### Written problem
Write out the listing below in full and exactly, leaving out every picture.

### Data provided
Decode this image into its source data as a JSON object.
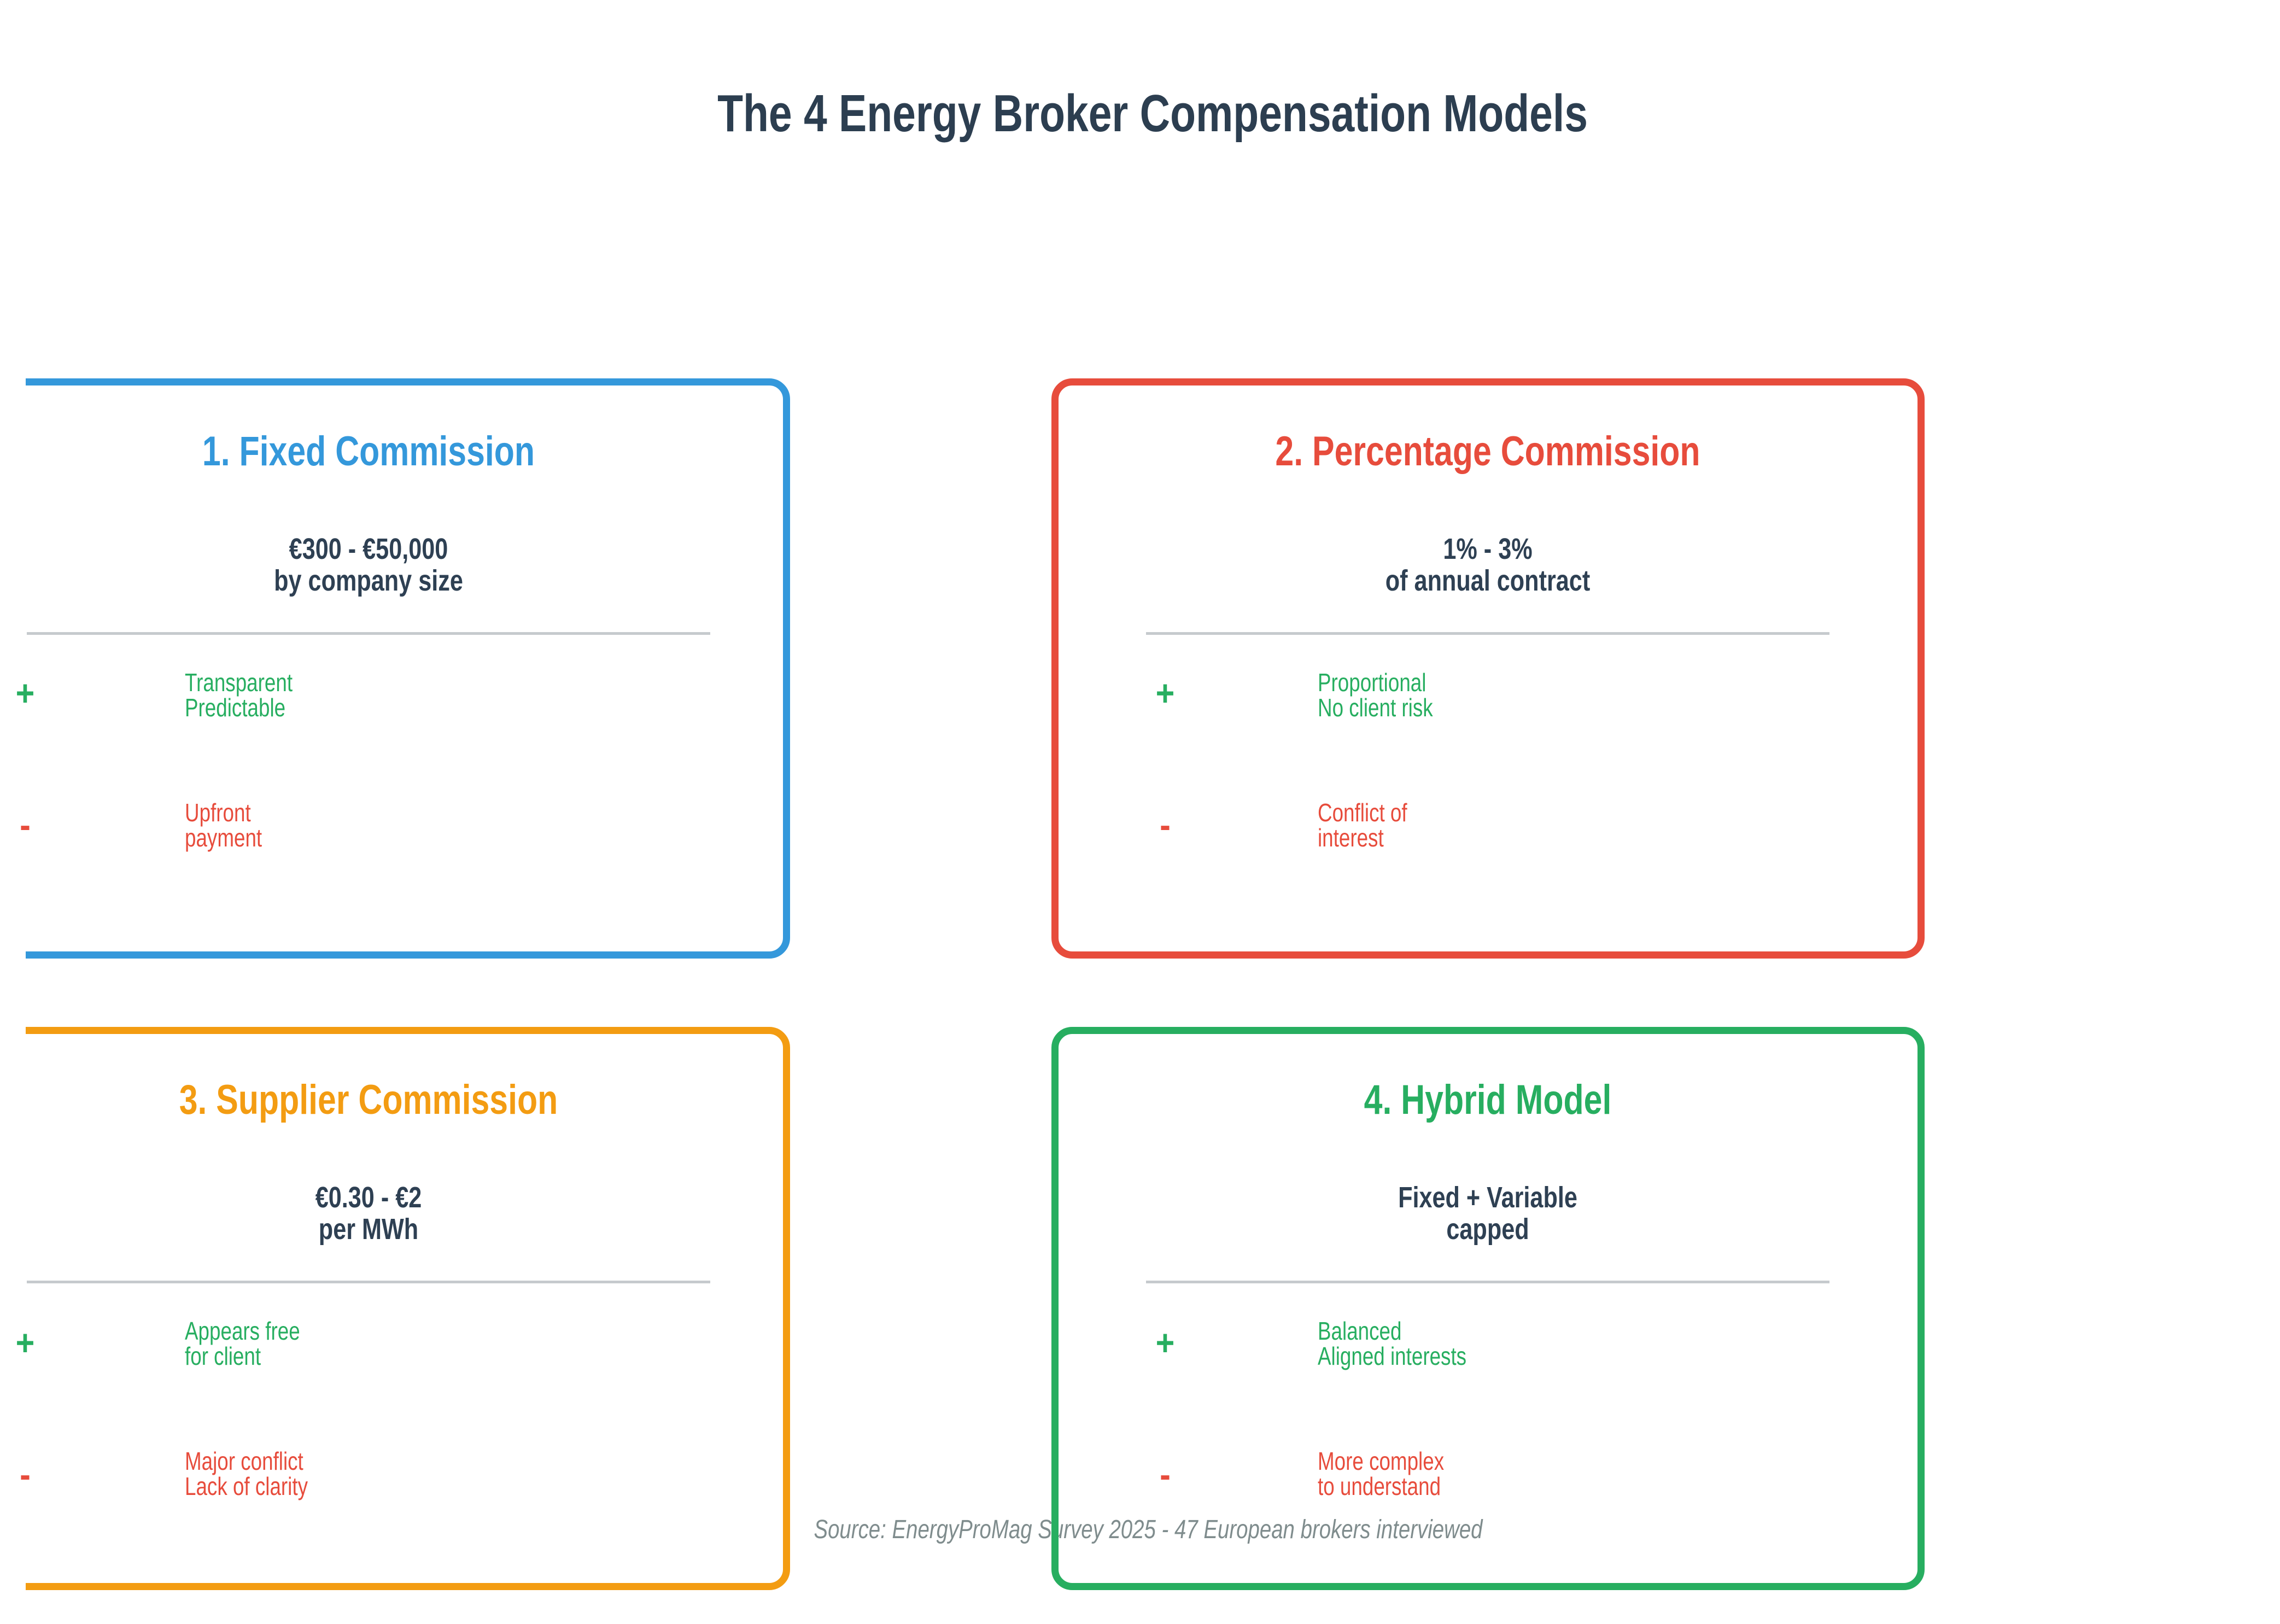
{
  "title": "The 4 Energy Broker Compensation Models",
  "source": "Source: EnergyProMag Survey 2025 - 47 European brokers interviewed",
  "icons": {
    "plus": "+",
    "minus": "-"
  },
  "colors": {
    "heading": "#2c3e50",
    "value": "#2e4053",
    "pros": "#27ae60",
    "cons": "#e74c3c",
    "divider": "#c6cacd",
    "source": "#7f8c8d"
  },
  "cards": [
    {
      "title": "1. Fixed Commission",
      "accent": "#3498db",
      "value": "€300 - €50,000\nby company size",
      "pros": "Transparent\nPredictable",
      "cons": "Upfront\npayment"
    },
    {
      "title": "2. Percentage Commission",
      "accent": "#e74c3c",
      "value": "1% - 3%\nof annual contract",
      "pros": "Proportional\nNo client risk",
      "cons": "Conflict of\ninterest"
    },
    {
      "title": "3. Supplier Commission",
      "accent": "#f39c12",
      "value": "€0.30 - €2\nper MWh",
      "pros": "Appears free\nfor client",
      "cons": "Major conflict\nLack of clarity"
    },
    {
      "title": "4. Hybrid Model",
      "accent": "#27ae60",
      "value": "Fixed + Variable\ncapped",
      "pros": "Balanced\nAligned interests",
      "cons": "More complex\nto understand"
    }
  ]
}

### Solution for this task
Decode this image into its source data as a JSON object.
{
  "title": "The 4 Energy Broker Compensation Models",
  "source": "Source: EnergyProMag Survey 2025 - 47 European brokers interviewed",
  "icons": {
    "plus": "+",
    "minus": "-"
  },
  "colors": {
    "heading": "#2c3e50",
    "value": "#2e4053",
    "pros": "#27ae60",
    "cons": "#e74c3c",
    "divider": "#c6cacd",
    "source": "#7f8c8d"
  },
  "cards": [
    {
      "title": "1. Fixed Commission",
      "accent": "#3498db",
      "value": "€300 - €50,000\nby company size",
      "pros": "Transparent\nPredictable",
      "cons": "Upfront\npayment"
    },
    {
      "title": "2. Percentage Commission",
      "accent": "#e74c3c",
      "value": "1% - 3%\nof annual contract",
      "pros": "Proportional\nNo client risk",
      "cons": "Conflict of\ninterest"
    },
    {
      "title": "3. Supplier Commission",
      "accent": "#f39c12",
      "value": "€0.30 - €2\nper MWh",
      "pros": "Appears free\nfor client",
      "cons": "Major conflict\nLack of clarity"
    },
    {
      "title": "4. Hybrid Model",
      "accent": "#27ae60",
      "value": "Fixed + Variable\ncapped",
      "pros": "Balanced\nAligned interests",
      "cons": "More complex\nto understand"
    }
  ]
}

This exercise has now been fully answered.